## start Working data

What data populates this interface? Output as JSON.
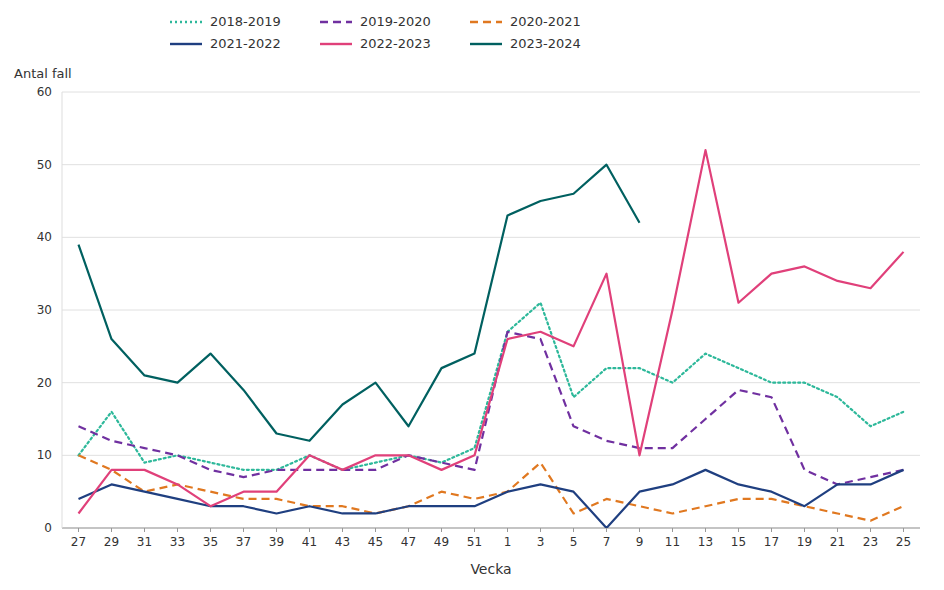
{
  "chart_data": {
    "type": "line",
    "x_label": "Vecka",
    "y_label": "Antal fall",
    "categories": [
      "27",
      "29",
      "31",
      "33",
      "35",
      "37",
      "39",
      "41",
      "43",
      "45",
      "47",
      "49",
      "51",
      "1",
      "3",
      "5",
      "7",
      "9",
      "11",
      "13",
      "15",
      "17",
      "19",
      "21",
      "23",
      "25"
    ],
    "ylim": [
      0,
      60
    ],
    "yticks": [
      0,
      10,
      20,
      30,
      40,
      50,
      60
    ],
    "grid": true,
    "legend": "top",
    "series": [
      {
        "name": "2018-2019",
        "color": "#2db89a",
        "line_style": "dotted",
        "values": [
          10,
          16,
          9,
          10,
          9,
          8,
          8,
          10,
          8,
          9,
          10,
          9,
          11,
          27,
          31,
          18,
          22,
          22,
          20,
          24,
          22,
          20,
          20,
          18,
          14,
          16
        ]
      },
      {
        "name": "2019-2020",
        "color": "#7030a0",
        "line_style": "dashed",
        "values": [
          14,
          12,
          11,
          10,
          8,
          7,
          8,
          8,
          8,
          8,
          10,
          9,
          8,
          27,
          26,
          14,
          12,
          11,
          11,
          15,
          19,
          18,
          8,
          6,
          7,
          8
        ]
      },
      {
        "name": "2020-2021",
        "color": "#e07820",
        "line_style": "dashed",
        "values": [
          10,
          8,
          5,
          6,
          5,
          4,
          4,
          3,
          3,
          2,
          3,
          5,
          4,
          5,
          9,
          2,
          4,
          3,
          2,
          3,
          4,
          4,
          3,
          2,
          1,
          3
        ]
      },
      {
        "name": "2021-2022",
        "color": "#1f3f80",
        "line_style": "solid",
        "values": [
          4,
          6,
          5,
          4,
          3,
          3,
          2,
          3,
          2,
          2,
          3,
          3,
          3,
          5,
          6,
          5,
          0,
          5,
          6,
          8,
          6,
          5,
          3,
          6,
          6,
          8
        ]
      },
      {
        "name": "2022-2023",
        "color": "#e0407a",
        "line_style": "solid",
        "values": [
          2,
          8,
          8,
          6,
          3,
          5,
          5,
          10,
          8,
          10,
          10,
          8,
          10,
          26,
          27,
          25,
          35,
          10,
          30,
          52,
          31,
          35,
          36,
          34,
          33,
          38
        ]
      },
      {
        "name": "2023-2024",
        "color": "#006060",
        "line_style": "solid",
        "values": [
          39,
          26,
          21,
          20,
          24,
          19,
          13,
          12,
          17,
          20,
          14,
          22,
          24,
          43,
          45,
          46,
          50,
          42,
          null,
          null,
          null,
          null,
          null,
          null,
          null,
          null
        ]
      }
    ]
  }
}
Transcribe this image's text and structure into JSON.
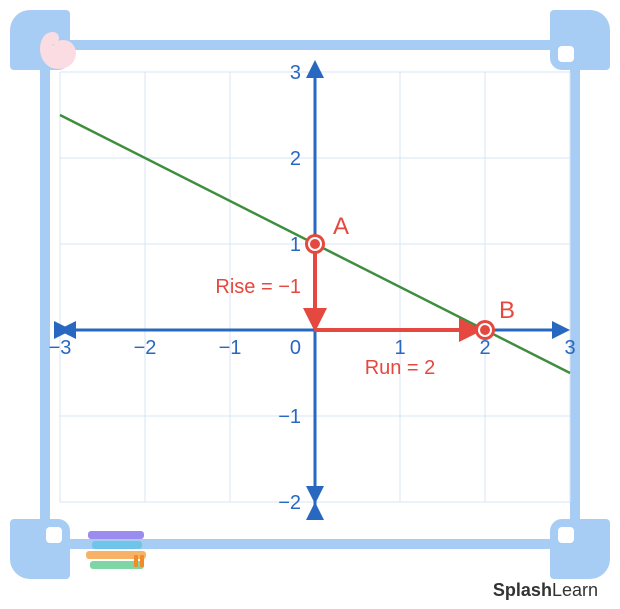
{
  "chart": {
    "type": "line",
    "xlim": [
      -3,
      3
    ],
    "ylim": [
      -2,
      3
    ],
    "xticks": [
      -3,
      -2,
      -1,
      1,
      2,
      3
    ],
    "yticks": [
      -2,
      -1,
      1,
      2,
      3
    ],
    "origin_label": "0",
    "grid_color": "#d7e4f5",
    "axis_color": "#2968c0",
    "axis_width": 3,
    "tick_fontsize": 20,
    "tick_color": "#2968c0",
    "background_color": "#ffffff",
    "line": {
      "color": "#3e8e3e",
      "width": 2.5,
      "p1": [
        -3,
        2.5
      ],
      "p2": [
        3,
        -0.5
      ]
    },
    "points": {
      "A": {
        "xy": [
          0,
          1
        ],
        "label": "A",
        "color": "#e5483f",
        "radius": 8,
        "ring": "#ffffff",
        "label_color": "#e5483f",
        "label_fontsize": 24
      },
      "B": {
        "xy": [
          2,
          0
        ],
        "label": "B",
        "color": "#e5483f",
        "radius": 8,
        "ring": "#ffffff",
        "label_color": "#e5483f",
        "label_fontsize": 24
      }
    },
    "rise_run": {
      "color": "#e5483f",
      "width": 4,
      "rise": {
        "from": [
          0,
          1
        ],
        "to": [
          0,
          0
        ],
        "label": "Rise = −1"
      },
      "run": {
        "from": [
          0,
          0
        ],
        "to": [
          2,
          0
        ],
        "label": "Run = 2"
      },
      "label_fontsize": 20
    }
  },
  "frame": {
    "corner_color": "#a7cdf4",
    "bar_color": "#a7cdf4",
    "swirl_color": "#fcdce3"
  },
  "brand": {
    "bold": "Splash",
    "rest": "Learn"
  }
}
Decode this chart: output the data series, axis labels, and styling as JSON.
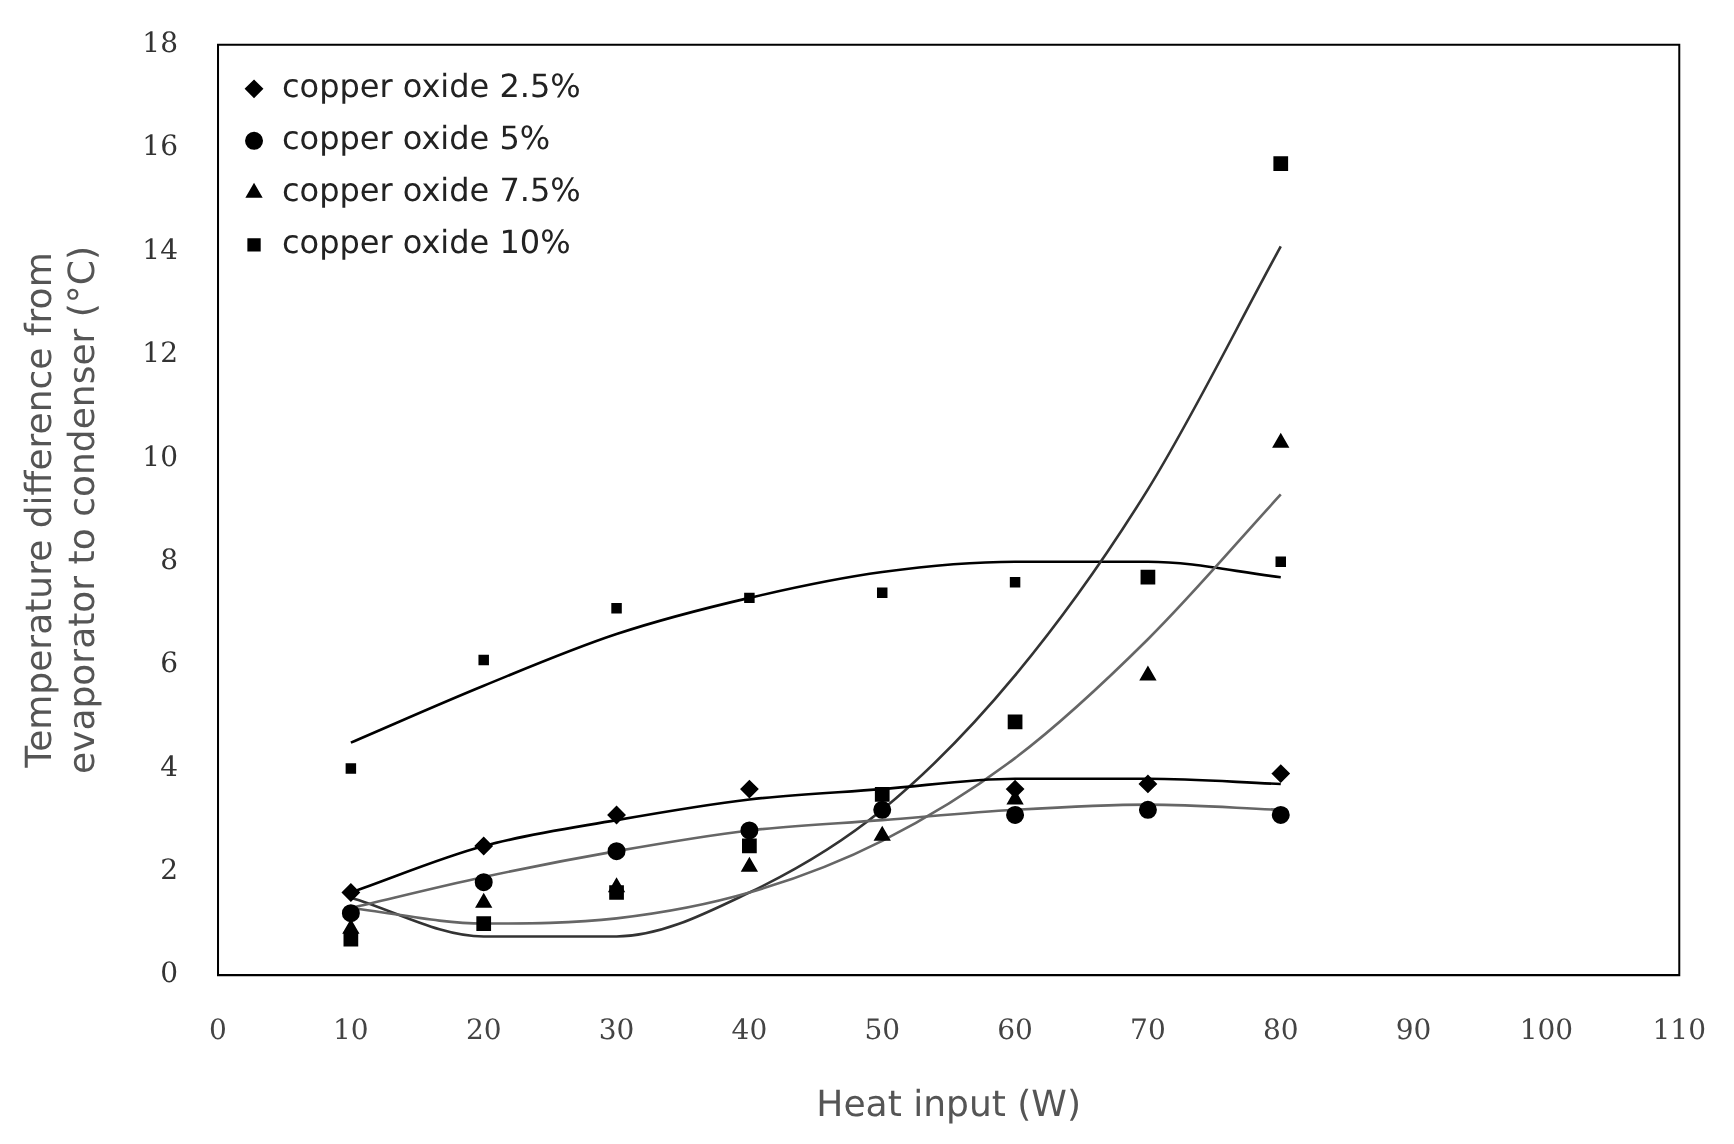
{
  "chart_data": {
    "type": "scatter",
    "xlabel": "Heat input (W)",
    "ylabel": "Temperature difference from\nevaporator to condenser (°C)",
    "xlim": [
      0,
      110
    ],
    "xticks": [
      0,
      10,
      20,
      30,
      40,
      50,
      60,
      70,
      80,
      90,
      100,
      110
    ],
    "ylim": [
      0,
      18
    ],
    "yticks": [
      0,
      2,
      4,
      6,
      8,
      10,
      12,
      14,
      16,
      18
    ],
    "grid": false,
    "legend": "top left",
    "series": [
      {
        "name": "copper oxide 2.5%",
        "color": "#000000",
        "marker": "diamond",
        "x": [
          10,
          20,
          30,
          40,
          50,
          60,
          70,
          80
        ],
        "values": [
          1.6,
          2.5,
          3.1,
          3.6,
          null,
          3.6,
          3.7,
          3.9
        ]
      },
      {
        "name": "copper oxide 5%",
        "color": "#000000",
        "marker": "circle",
        "x": [
          10,
          20,
          30,
          40,
          50,
          60,
          70,
          80
        ],
        "values": [
          1.2,
          1.8,
          2.4,
          2.8,
          3.2,
          3.1,
          3.2,
          3.1
        ]
      },
      {
        "name": "copper oxide 7.5%",
        "color": "#000000",
        "marker": "triangle",
        "x": [
          10,
          20,
          30,
          40,
          50,
          60,
          70,
          80
        ],
        "values": [
          0.9,
          1.4,
          1.7,
          2.1,
          2.7,
          3.4,
          5.8,
          10.3
        ]
      },
      {
        "name": "copper oxide 10%",
        "color": "#000000",
        "marker": "square",
        "x": [
          10,
          20,
          30,
          40,
          50,
          60,
          70,
          80
        ],
        "values": [
          0.7,
          1.0,
          1.6,
          2.5,
          3.5,
          4.9,
          7.7,
          15.7
        ]
      },
      {
        "color": "#000000",
        "marker": "square",
        "x": [
          10,
          20,
          30,
          40,
          50,
          60,
          70,
          80
        ],
        "values": [
          4.0,
          6.1,
          7.1,
          7.3,
          7.4,
          7.6,
          null,
          8.0
        ]
      },
      {
        "type": "line",
        "color": "#000000",
        "marker": "none",
        "x": [
          10,
          20,
          30,
          40,
          50,
          60,
          70,
          80
        ],
        "values": [
          1.6,
          2.5,
          3.0,
          3.4,
          3.6,
          3.8,
          3.8,
          3.7
        ]
      },
      {
        "type": "line",
        "color": "#666666",
        "marker": "none",
        "x": [
          10,
          20,
          30,
          40,
          50,
          60,
          70,
          80
        ],
        "values": [
          1.3,
          1.9,
          2.4,
          2.8,
          3.0,
          3.2,
          3.3,
          3.2
        ]
      },
      {
        "type": "line",
        "color": "#666666",
        "marker": "none",
        "x": [
          10,
          20,
          30,
          40,
          50,
          60,
          70,
          80
        ],
        "values": [
          1.3,
          1.0,
          1.1,
          1.6,
          2.6,
          4.2,
          6.5,
          9.3
        ]
      },
      {
        "type": "line",
        "color": "#333333",
        "marker": "none",
        "x": [
          10,
          20,
          30,
          40,
          50,
          60,
          70,
          80
        ],
        "values": [
          1.5,
          0.75,
          0.75,
          1.6,
          3.2,
          5.8,
          9.4,
          14.1
        ]
      },
      {
        "type": "line",
        "color": "#000000",
        "marker": "none",
        "x": [
          10,
          20,
          30,
          40,
          50,
          60,
          70,
          80
        ],
        "values": [
          4.5,
          5.6,
          6.6,
          7.3,
          7.8,
          8.0,
          8.0,
          7.7
        ]
      }
    ]
  }
}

## end Working data

● The problem
Go through the entries above and copy every line containing "this".

● Response
What data populates this interface? Output as JSON.
Transcribe this image's text and structure into JSON.
Decode this chart: output the data series, axis labels, and styling as JSON.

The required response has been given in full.